**ENTRIES PROVIDED**
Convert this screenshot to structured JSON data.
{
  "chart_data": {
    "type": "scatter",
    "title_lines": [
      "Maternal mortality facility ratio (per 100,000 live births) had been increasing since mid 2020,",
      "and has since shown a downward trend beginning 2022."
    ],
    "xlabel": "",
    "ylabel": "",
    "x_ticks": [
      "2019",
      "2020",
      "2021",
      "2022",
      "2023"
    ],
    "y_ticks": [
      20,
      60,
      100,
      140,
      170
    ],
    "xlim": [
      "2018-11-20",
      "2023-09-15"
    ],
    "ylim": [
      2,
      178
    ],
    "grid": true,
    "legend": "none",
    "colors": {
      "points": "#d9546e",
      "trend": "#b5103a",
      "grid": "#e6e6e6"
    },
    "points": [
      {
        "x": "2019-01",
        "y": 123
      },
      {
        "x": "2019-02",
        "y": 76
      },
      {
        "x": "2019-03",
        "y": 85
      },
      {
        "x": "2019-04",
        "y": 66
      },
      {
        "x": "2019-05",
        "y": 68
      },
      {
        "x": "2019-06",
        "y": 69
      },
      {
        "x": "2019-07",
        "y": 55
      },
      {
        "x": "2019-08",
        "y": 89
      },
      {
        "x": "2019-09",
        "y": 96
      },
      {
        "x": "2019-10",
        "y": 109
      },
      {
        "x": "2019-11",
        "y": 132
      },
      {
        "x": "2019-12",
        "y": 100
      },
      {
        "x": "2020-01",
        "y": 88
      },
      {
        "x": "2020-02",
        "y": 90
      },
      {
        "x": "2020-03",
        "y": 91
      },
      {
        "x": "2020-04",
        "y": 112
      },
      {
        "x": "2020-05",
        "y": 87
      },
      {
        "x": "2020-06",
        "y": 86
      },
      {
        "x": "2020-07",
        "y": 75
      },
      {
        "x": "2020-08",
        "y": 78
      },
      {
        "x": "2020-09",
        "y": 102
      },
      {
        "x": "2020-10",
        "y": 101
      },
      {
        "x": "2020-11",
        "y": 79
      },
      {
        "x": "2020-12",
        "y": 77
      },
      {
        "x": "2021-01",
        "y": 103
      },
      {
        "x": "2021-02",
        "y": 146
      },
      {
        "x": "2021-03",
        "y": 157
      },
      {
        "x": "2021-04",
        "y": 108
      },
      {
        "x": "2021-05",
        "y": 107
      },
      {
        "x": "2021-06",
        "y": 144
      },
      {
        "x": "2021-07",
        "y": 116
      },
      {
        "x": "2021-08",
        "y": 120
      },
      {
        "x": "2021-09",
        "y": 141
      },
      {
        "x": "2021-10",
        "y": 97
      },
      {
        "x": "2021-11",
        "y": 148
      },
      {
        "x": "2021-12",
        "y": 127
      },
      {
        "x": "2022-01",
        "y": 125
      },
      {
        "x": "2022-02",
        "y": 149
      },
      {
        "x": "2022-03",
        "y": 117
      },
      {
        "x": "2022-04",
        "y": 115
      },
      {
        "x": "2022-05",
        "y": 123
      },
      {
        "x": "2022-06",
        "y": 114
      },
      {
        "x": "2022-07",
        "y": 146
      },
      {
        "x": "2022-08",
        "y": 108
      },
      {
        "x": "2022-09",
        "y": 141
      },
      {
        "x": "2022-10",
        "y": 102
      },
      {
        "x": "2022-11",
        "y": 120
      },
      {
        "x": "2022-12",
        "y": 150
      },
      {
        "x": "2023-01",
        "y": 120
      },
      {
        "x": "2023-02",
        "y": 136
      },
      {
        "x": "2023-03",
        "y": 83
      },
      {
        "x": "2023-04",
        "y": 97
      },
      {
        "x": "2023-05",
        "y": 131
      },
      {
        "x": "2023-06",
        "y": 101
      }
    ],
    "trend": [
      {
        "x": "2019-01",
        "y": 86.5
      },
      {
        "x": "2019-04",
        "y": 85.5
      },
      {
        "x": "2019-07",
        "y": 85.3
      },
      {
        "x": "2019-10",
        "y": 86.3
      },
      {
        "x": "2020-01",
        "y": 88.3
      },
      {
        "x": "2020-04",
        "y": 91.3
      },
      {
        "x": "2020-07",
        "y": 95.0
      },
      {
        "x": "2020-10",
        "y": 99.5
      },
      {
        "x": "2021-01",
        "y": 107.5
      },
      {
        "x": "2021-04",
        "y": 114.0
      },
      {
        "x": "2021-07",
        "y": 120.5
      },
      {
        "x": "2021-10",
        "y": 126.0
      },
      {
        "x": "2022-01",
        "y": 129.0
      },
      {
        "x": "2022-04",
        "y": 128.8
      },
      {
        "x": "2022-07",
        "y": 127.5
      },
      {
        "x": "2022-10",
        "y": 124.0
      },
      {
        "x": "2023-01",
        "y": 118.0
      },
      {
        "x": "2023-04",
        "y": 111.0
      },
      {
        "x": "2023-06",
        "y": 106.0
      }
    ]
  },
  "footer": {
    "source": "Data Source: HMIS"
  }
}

**REQUIRED TASK**
Extract all lines from the material above that include the word "since".

**SOLUTION TO THE EXERCISE**
      "Maternal mortality facility ratio (per 100,000 live births) had been increasing since mid 2020,",
      "and has since shown a downward trend beginning 2022."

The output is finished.